## Start Entries provided

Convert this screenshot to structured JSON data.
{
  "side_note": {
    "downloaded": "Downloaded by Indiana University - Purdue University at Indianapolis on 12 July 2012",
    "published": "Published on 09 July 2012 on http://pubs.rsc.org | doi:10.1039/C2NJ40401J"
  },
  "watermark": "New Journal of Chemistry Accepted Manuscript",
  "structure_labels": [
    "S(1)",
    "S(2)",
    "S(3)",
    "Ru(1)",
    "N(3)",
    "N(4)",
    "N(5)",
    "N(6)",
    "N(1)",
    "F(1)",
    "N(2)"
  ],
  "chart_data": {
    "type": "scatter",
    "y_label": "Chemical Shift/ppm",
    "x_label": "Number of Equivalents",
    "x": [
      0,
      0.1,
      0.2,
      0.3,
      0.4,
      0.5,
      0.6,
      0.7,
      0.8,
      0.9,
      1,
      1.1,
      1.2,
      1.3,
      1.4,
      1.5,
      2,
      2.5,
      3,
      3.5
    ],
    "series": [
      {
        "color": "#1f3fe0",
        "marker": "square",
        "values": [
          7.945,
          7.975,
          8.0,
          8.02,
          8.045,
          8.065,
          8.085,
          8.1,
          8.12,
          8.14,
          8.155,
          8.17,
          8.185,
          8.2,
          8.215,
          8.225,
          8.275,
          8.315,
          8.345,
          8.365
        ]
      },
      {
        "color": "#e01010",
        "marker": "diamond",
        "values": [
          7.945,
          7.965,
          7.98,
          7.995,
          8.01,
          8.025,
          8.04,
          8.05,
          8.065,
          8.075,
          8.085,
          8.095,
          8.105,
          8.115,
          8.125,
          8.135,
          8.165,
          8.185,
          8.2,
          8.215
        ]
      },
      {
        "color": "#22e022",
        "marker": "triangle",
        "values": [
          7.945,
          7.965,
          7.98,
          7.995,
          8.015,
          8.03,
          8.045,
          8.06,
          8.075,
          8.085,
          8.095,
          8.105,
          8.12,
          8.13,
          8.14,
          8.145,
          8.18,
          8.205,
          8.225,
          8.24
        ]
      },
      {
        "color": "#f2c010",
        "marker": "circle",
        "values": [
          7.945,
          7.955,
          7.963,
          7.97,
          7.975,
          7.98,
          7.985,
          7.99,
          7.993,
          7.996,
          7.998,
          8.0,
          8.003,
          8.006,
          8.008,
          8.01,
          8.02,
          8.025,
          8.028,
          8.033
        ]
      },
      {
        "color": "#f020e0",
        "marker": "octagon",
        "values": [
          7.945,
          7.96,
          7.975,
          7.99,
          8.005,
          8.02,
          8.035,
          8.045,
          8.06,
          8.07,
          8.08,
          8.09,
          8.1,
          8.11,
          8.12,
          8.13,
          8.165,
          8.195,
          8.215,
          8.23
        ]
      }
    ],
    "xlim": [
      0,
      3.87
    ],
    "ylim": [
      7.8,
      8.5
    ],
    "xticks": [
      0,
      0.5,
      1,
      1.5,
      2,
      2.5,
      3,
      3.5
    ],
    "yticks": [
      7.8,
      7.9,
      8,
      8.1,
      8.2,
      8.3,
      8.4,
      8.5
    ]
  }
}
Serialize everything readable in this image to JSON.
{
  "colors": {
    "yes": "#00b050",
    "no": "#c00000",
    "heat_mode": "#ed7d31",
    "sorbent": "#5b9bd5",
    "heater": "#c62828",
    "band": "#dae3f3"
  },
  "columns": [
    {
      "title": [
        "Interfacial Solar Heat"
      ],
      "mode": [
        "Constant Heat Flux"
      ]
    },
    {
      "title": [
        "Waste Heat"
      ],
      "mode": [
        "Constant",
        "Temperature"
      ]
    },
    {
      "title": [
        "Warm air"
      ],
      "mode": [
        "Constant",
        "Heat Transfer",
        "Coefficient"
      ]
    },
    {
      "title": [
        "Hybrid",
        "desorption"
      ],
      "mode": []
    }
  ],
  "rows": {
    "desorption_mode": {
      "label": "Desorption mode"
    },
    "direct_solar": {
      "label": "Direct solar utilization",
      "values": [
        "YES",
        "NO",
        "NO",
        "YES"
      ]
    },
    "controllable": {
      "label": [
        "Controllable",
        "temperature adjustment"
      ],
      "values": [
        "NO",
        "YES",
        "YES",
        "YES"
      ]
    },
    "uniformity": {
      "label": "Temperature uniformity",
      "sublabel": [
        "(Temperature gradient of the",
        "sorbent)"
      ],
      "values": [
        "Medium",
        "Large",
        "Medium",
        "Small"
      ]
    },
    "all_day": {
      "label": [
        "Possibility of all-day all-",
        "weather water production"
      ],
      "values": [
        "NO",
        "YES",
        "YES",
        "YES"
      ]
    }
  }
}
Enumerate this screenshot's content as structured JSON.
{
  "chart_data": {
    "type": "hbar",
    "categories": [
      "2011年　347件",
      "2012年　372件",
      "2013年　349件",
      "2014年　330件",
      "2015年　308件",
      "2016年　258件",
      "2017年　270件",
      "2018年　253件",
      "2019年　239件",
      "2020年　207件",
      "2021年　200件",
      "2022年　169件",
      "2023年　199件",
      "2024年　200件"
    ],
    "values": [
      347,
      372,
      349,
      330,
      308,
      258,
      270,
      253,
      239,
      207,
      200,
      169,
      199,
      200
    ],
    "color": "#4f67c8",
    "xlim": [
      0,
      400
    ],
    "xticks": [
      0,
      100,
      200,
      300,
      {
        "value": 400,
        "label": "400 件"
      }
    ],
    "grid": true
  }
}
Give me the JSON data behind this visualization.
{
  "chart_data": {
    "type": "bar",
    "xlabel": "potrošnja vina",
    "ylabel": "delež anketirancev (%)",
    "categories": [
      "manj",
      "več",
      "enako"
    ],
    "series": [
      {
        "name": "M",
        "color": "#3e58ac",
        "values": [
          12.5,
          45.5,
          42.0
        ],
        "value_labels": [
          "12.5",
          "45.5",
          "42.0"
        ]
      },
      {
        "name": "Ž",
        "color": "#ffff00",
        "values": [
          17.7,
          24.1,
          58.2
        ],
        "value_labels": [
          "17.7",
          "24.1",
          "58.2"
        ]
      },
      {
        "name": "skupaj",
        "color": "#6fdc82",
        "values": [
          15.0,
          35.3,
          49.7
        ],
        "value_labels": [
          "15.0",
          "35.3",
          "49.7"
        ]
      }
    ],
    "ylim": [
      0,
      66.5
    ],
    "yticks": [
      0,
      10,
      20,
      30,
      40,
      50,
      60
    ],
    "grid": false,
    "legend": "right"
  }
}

## End Entries provided

# [Exercise objective]
Output the full listing without altering anything.

# [Response]
Convert this screenshot to structured JSON data.
{
  "side_note": {
    "downloaded": "Downloaded by Indiana University - Purdue University at Indianapolis on 12 July 2012",
    "published": "Published on 09 July 2012 on http://pubs.rsc.org | doi:10.1039/C2NJ40401J"
  },
  "watermark": "New Journal of Chemistry Accepted Manuscript",
  "structure_labels": [
    "S(1)",
    "S(2)",
    "S(3)",
    "Ru(1)",
    "N(3)",
    "N(4)",
    "N(5)",
    "N(6)",
    "N(1)",
    "F(1)",
    "N(2)"
  ],
  "chart_data": {
    "type": "scatter",
    "y_label": "Chemical Shift/ppm",
    "x_label": "Number of Equivalents",
    "x": [
      0,
      0.1,
      0.2,
      0.3,
      0.4,
      0.5,
      0.6,
      0.7,
      0.8,
      0.9,
      1,
      1.1,
      1.2,
      1.3,
      1.4,
      1.5,
      2,
      2.5,
      3,
      3.5
    ],
    "series": [
      {
        "color": "#1f3fe0",
        "marker": "square",
        "values": [
          7.945,
          7.975,
          8.0,
          8.02,
          8.045,
          8.065,
          8.085,
          8.1,
          8.12,
          8.14,
          8.155,
          8.17,
          8.185,
          8.2,
          8.215,
          8.225,
          8.275,
          8.315,
          8.345,
          8.365
        ]
      },
      {
        "color": "#e01010",
        "marker": "diamond",
        "values": [
          7.945,
          7.965,
          7.98,
          7.995,
          8.01,
          8.025,
          8.04,
          8.05,
          8.065,
          8.075,
          8.085,
          8.095,
          8.105,
          8.115,
          8.125,
          8.135,
          8.165,
          8.185,
          8.2,
          8.215
        ]
      },
      {
        "color": "#22e022",
        "marker": "triangle",
        "values": [
          7.945,
          7.965,
          7.98,
          7.995,
          8.015,
          8.03,
          8.045,
          8.06,
          8.075,
          8.085,
          8.095,
          8.105,
          8.12,
          8.13,
          8.14,
          8.145,
          8.18,
          8.205,
          8.225,
          8.24
        ]
      },
      {
        "color": "#f2c010",
        "marker": "circle",
        "values": [
          7.945,
          7.955,
          7.963,
          7.97,
          7.975,
          7.98,
          7.985,
          7.99,
          7.993,
          7.996,
          7.998,
          8.0,
          8.003,
          8.006,
          8.008,
          8.01,
          8.02,
          8.025,
          8.028,
          8.033
        ]
      },
      {
        "color": "#f020e0",
        "marker": "octagon",
        "values": [
          7.945,
          7.96,
          7.975,
          7.99,
          8.005,
          8.02,
          8.035,
          8.045,
          8.06,
          8.07,
          8.08,
          8.09,
          8.1,
          8.11,
          8.12,
          8.13,
          8.165,
          8.195,
          8.215,
          8.23
        ]
      }
    ],
    "xlim": [
      0,
      3.87
    ],
    "ylim": [
      7.8,
      8.5
    ],
    "xticks": [
      0,
      0.5,
      1,
      1.5,
      2,
      2.5,
      3,
      3.5
    ],
    "yticks": [
      7.8,
      7.9,
      8,
      8.1,
      8.2,
      8.3,
      8.4,
      8.5
    ]
  }
}
Serialize everything readable in this image to JSON.
{
  "colors": {
    "yes": "#00b050",
    "no": "#c00000",
    "heat_mode": "#ed7d31",
    "sorbent": "#5b9bd5",
    "heater": "#c62828",
    "band": "#dae3f3"
  },
  "columns": [
    {
      "title": [
        "Interfacial Solar Heat"
      ],
      "mode": [
        "Constant Heat Flux"
      ]
    },
    {
      "title": [
        "Waste Heat"
      ],
      "mode": [
        "Constant",
        "Temperature"
      ]
    },
    {
      "title": [
        "Warm air"
      ],
      "mode": [
        "Constant",
        "Heat Transfer",
        "Coefficient"
      ]
    },
    {
      "title": [
        "Hybrid",
        "desorption"
      ],
      "mode": []
    }
  ],
  "rows": {
    "desorption_mode": {
      "label": "Desorption mode"
    },
    "direct_solar": {
      "label": "Direct solar utilization",
      "values": [
        "YES",
        "NO",
        "NO",
        "YES"
      ]
    },
    "controllable": {
      "label": [
        "Controllable",
        "temperature adjustment"
      ],
      "values": [
        "NO",
        "YES",
        "YES",
        "YES"
      ]
    },
    "uniformity": {
      "label": "Temperature uniformity",
      "sublabel": [
        "(Temperature gradient of the",
        "sorbent)"
      ],
      "values": [
        "Medium",
        "Large",
        "Medium",
        "Small"
      ]
    },
    "all_day": {
      "label": [
        "Possibility of all-day all-",
        "weather water production"
      ],
      "values": [
        "NO",
        "YES",
        "YES",
        "YES"
      ]
    }
  }
}
Enumerate this screenshot's content as structured JSON.
{
  "chart_data": {
    "type": "hbar",
    "categories": [
      "2011年　347件",
      "2012年　372件",
      "2013年　349件",
      "2014年　330件",
      "2015年　308件",
      "2016年　258件",
      "2017年　270件",
      "2018年　253件",
      "2019年　239件",
      "2020年　207件",
      "2021年　200件",
      "2022年　169件",
      "2023年　199件",
      "2024年　200件"
    ],
    "values": [
      347,
      372,
      349,
      330,
      308,
      258,
      270,
      253,
      239,
      207,
      200,
      169,
      199,
      200
    ],
    "color": "#4f67c8",
    "xlim": [
      0,
      400
    ],
    "xticks": [
      0,
      100,
      200,
      300,
      {
        "value": 400,
        "label": "400 件"
      }
    ],
    "grid": true
  }
}
Give me the JSON data behind this visualization.
{
  "chart_data": {
    "type": "bar",
    "xlabel": "potrošnja vina",
    "ylabel": "delež anketirancev (%)",
    "categories": [
      "manj",
      "več",
      "enako"
    ],
    "series": [
      {
        "name": "M",
        "color": "#3e58ac",
        "values": [
          12.5,
          45.5,
          42.0
        ],
        "value_labels": [
          "12.5",
          "45.5",
          "42.0"
        ]
      },
      {
        "name": "Ž",
        "color": "#ffff00",
        "values": [
          17.7,
          24.1,
          58.2
        ],
        "value_labels": [
          "17.7",
          "24.1",
          "58.2"
        ]
      },
      {
        "name": "skupaj",
        "color": "#6fdc82",
        "values": [
          15.0,
          35.3,
          49.7
        ],
        "value_labels": [
          "15.0",
          "35.3",
          "49.7"
        ]
      }
    ],
    "ylim": [
      0,
      66.5
    ],
    "yticks": [
      0,
      10,
      20,
      30,
      40,
      50,
      60
    ],
    "grid": false,
    "legend": "right"
  }
}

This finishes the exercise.